(Element box annotations)
%%

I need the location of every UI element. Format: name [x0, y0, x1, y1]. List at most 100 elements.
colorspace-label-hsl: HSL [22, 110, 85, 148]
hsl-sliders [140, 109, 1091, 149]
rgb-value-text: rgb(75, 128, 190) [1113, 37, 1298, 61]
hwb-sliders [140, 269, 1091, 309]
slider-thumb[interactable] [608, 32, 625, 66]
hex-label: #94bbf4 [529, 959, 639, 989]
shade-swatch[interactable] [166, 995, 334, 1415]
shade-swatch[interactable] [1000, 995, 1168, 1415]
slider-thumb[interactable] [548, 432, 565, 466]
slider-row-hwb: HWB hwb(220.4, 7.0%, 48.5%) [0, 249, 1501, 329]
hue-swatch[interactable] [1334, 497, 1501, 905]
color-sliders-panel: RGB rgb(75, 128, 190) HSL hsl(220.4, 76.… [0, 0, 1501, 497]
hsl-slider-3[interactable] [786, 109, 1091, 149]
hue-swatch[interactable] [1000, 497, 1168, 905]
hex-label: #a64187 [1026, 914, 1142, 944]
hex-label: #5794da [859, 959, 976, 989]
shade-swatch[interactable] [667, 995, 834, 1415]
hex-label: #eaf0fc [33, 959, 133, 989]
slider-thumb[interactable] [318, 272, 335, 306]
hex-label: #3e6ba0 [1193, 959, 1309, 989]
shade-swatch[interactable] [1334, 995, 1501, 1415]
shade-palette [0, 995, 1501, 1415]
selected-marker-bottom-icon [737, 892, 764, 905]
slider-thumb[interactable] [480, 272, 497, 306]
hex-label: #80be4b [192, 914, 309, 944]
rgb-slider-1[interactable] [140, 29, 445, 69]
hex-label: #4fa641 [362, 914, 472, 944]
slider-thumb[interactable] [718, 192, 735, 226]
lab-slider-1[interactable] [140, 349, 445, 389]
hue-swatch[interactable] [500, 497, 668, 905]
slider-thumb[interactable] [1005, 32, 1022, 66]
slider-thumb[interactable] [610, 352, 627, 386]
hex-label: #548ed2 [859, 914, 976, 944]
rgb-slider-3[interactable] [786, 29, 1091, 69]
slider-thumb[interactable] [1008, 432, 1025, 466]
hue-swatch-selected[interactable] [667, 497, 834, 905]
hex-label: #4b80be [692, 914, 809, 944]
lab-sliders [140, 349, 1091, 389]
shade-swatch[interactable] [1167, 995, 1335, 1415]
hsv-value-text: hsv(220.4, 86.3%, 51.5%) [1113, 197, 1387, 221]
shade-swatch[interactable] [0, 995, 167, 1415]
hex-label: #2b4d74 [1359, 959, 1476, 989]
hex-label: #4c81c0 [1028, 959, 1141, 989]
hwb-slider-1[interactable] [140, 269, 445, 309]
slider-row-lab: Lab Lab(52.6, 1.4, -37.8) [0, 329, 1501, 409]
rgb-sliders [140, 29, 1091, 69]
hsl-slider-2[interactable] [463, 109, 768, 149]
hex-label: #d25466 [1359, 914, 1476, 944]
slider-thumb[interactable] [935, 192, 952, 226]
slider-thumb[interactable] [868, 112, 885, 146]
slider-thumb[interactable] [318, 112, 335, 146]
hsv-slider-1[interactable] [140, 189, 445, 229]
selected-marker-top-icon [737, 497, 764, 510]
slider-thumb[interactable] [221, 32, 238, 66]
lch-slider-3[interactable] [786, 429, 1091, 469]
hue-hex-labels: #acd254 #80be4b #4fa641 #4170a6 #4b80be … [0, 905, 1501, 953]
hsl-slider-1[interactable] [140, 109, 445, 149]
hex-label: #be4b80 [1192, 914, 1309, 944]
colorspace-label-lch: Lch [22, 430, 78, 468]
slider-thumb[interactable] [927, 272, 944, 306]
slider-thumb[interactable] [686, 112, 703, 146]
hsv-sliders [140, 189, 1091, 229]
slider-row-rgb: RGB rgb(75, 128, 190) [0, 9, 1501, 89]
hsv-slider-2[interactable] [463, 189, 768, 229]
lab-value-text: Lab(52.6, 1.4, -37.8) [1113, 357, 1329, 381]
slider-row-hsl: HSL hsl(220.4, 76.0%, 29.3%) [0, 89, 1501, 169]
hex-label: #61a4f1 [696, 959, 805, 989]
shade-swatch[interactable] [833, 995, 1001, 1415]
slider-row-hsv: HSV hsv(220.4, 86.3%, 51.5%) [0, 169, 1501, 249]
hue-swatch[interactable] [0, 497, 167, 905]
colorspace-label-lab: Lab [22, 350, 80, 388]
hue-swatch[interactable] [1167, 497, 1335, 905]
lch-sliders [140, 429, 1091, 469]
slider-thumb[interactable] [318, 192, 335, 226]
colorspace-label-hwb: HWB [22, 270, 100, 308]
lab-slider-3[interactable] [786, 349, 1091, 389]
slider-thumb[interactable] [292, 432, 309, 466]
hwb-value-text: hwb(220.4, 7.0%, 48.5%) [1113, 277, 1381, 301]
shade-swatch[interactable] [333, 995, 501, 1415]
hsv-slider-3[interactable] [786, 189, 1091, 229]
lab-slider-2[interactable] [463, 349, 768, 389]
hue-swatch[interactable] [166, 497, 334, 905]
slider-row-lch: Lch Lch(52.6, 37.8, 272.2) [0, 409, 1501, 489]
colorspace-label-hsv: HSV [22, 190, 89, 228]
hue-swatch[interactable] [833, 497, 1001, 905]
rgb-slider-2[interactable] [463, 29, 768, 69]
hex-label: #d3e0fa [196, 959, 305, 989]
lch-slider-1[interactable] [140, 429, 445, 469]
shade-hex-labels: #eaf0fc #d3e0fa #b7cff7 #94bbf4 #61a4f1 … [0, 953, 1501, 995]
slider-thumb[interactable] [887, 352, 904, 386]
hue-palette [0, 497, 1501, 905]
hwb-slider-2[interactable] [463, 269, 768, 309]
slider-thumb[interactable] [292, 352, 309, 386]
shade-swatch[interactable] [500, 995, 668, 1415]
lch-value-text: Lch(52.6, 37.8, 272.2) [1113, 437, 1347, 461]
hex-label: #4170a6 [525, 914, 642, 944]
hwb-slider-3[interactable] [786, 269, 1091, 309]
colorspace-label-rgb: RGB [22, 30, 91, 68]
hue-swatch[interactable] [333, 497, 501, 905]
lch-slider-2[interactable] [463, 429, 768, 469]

%%

* Requirement
Please rewrite the data above with every "slider-thumb" renamed to "slider-handle" and nothing else changed.

* Task output
I need the location of every UI element. Format: name [x0, y0, x1, y1]. List at most 100 elements.
colorspace-label-hsl: HSL [22, 110, 85, 148]
hsl-sliders [140, 109, 1091, 149]
rgb-value-text: rgb(75, 128, 190) [1113, 37, 1298, 61]
hwb-sliders [140, 269, 1091, 309]
slider-handle[interactable] [608, 32, 625, 66]
hex-label: #94bbf4 [529, 959, 639, 989]
shade-swatch[interactable] [166, 995, 334, 1415]
shade-swatch[interactable] [1000, 995, 1168, 1415]
slider-handle[interactable] [548, 432, 565, 466]
slider-row-hwb: HWB hwb(220.4, 7.0%, 48.5%) [0, 249, 1501, 329]
hue-swatch[interactable] [1334, 497, 1501, 905]
color-sliders-panel: RGB rgb(75, 128, 190) HSL hsl(220.4, 76.… [0, 0, 1501, 497]
hsl-slider-3[interactable] [786, 109, 1091, 149]
hue-swatch[interactable] [1000, 497, 1168, 905]
hex-label: #a64187 [1026, 914, 1142, 944]
hex-label: #5794da [859, 959, 976, 989]
shade-swatch[interactable] [667, 995, 834, 1415]
hex-label: #eaf0fc [33, 959, 133, 989]
slider-handle[interactable] [318, 272, 335, 306]
hex-label: #3e6ba0 [1193, 959, 1309, 989]
shade-swatch[interactable] [1334, 995, 1501, 1415]
shade-palette [0, 995, 1501, 1415]
selected-marker-bottom-icon [737, 892, 764, 905]
slider-handle[interactable] [480, 272, 497, 306]
hex-label: #80be4b [192, 914, 309, 944]
rgb-slider-1[interactable] [140, 29, 445, 69]
hex-label: #4fa641 [362, 914, 472, 944]
slider-handle[interactable] [718, 192, 735, 226]
lab-slider-1[interactable] [140, 349, 445, 389]
hue-swatch[interactable] [500, 497, 668, 905]
slider-handle[interactable] [1005, 32, 1022, 66]
slider-handle[interactable] [610, 352, 627, 386]
hex-label: #548ed2 [859, 914, 976, 944]
rgb-slider-3[interactable] [786, 29, 1091, 69]
slider-handle[interactable] [1008, 432, 1025, 466]
hue-swatch-selected[interactable] [667, 497, 834, 905]
hex-label: #4b80be [692, 914, 809, 944]
lab-sliders [140, 349, 1091, 389]
shade-swatch[interactable] [1167, 995, 1335, 1415]
hsv-value-text: hsv(220.4, 86.3%, 51.5%) [1113, 197, 1387, 221]
shade-swatch[interactable] [0, 995, 167, 1415]
hex-label: #2b4d74 [1359, 959, 1476, 989]
hex-label: #4c81c0 [1028, 959, 1141, 989]
hwb-slider-1[interactable] [140, 269, 445, 309]
slider-row-lab: Lab Lab(52.6, 1.4, -37.8) [0, 329, 1501, 409]
rgb-sliders [140, 29, 1091, 69]
hsl-slider-2[interactable] [463, 109, 768, 149]
hex-label: #d25466 [1359, 914, 1476, 944]
slider-handle[interactable] [935, 192, 952, 226]
slider-handle[interactable] [868, 112, 885, 146]
slider-handle[interactable] [318, 112, 335, 146]
hsv-slider-1[interactable] [140, 189, 445, 229]
selected-marker-top-icon [737, 497, 764, 510]
slider-handle[interactable] [221, 32, 238, 66]
lch-slider-3[interactable] [786, 429, 1091, 469]
hue-hex-labels: #acd254 #80be4b #4fa641 #4170a6 #4b80be … [0, 905, 1501, 953]
hsl-slider-1[interactable] [140, 109, 445, 149]
hex-label: #be4b80 [1192, 914, 1309, 944]
colorspace-label-lch: Lch [22, 430, 78, 468]
slider-handle[interactable] [927, 272, 944, 306]
slider-handle[interactable] [686, 112, 703, 146]
hsv-sliders [140, 189, 1091, 229]
slider-row-rgb: RGB rgb(75, 128, 190) [0, 9, 1501, 89]
hsv-slider-2[interactable] [463, 189, 768, 229]
lab-value-text: Lab(52.6, 1.4, -37.8) [1113, 357, 1329, 381]
slider-row-hsl: HSL hsl(220.4, 76.0%, 29.3%) [0, 89, 1501, 169]
hex-label: #61a4f1 [696, 959, 805, 989]
shade-swatch[interactable] [833, 995, 1001, 1415]
slider-row-hsv: HSV hsv(220.4, 86.3%, 51.5%) [0, 169, 1501, 249]
hue-swatch[interactable] [0, 497, 167, 905]
colorspace-label-lab: Lab [22, 350, 80, 388]
hue-swatch[interactable] [1167, 497, 1335, 905]
lch-sliders [140, 429, 1091, 469]
slider-handle[interactable] [318, 192, 335, 226]
colorspace-label-hwb: HWB [22, 270, 100, 308]
lab-slider-3[interactable] [786, 349, 1091, 389]
slider-handle[interactable] [292, 432, 309, 466]
hwb-value-text: hwb(220.4, 7.0%, 48.5%) [1113, 277, 1381, 301]
shade-swatch[interactable] [333, 995, 501, 1415]
hsv-slider-3[interactable] [786, 189, 1091, 229]
lab-slider-2[interactable] [463, 349, 768, 389]
hue-swatch[interactable] [166, 497, 334, 905]
slider-row-lch: Lch Lch(52.6, 37.8, 272.2) [0, 409, 1501, 489]
colorspace-label-hsv: HSV [22, 190, 89, 228]
hue-swatch[interactable] [833, 497, 1001, 905]
rgb-slider-2[interactable] [463, 29, 768, 69]
hex-label: #d3e0fa [196, 959, 305, 989]
lch-slider-1[interactable] [140, 429, 445, 469]
shade-hex-labels: #eaf0fc #d3e0fa #b7cff7 #94bbf4 #61a4f1 … [0, 953, 1501, 995]
slider-handle[interactable] [887, 352, 904, 386]
hue-palette [0, 497, 1501, 905]
hwb-slider-2[interactable] [463, 269, 768, 309]
slider-handle[interactable] [292, 352, 309, 386]
shade-swatch[interactable] [500, 995, 668, 1415]
lch-value-text: Lch(52.6, 37.8, 272.2) [1113, 437, 1347, 461]
hex-label: #4170a6 [525, 914, 642, 944]
hwb-slider-3[interactable] [786, 269, 1091, 309]
colorspace-label-rgb: RGB [22, 30, 91, 68]
hue-swatch[interactable] [333, 497, 501, 905]
lch-slider-2[interactable] [463, 429, 768, 469]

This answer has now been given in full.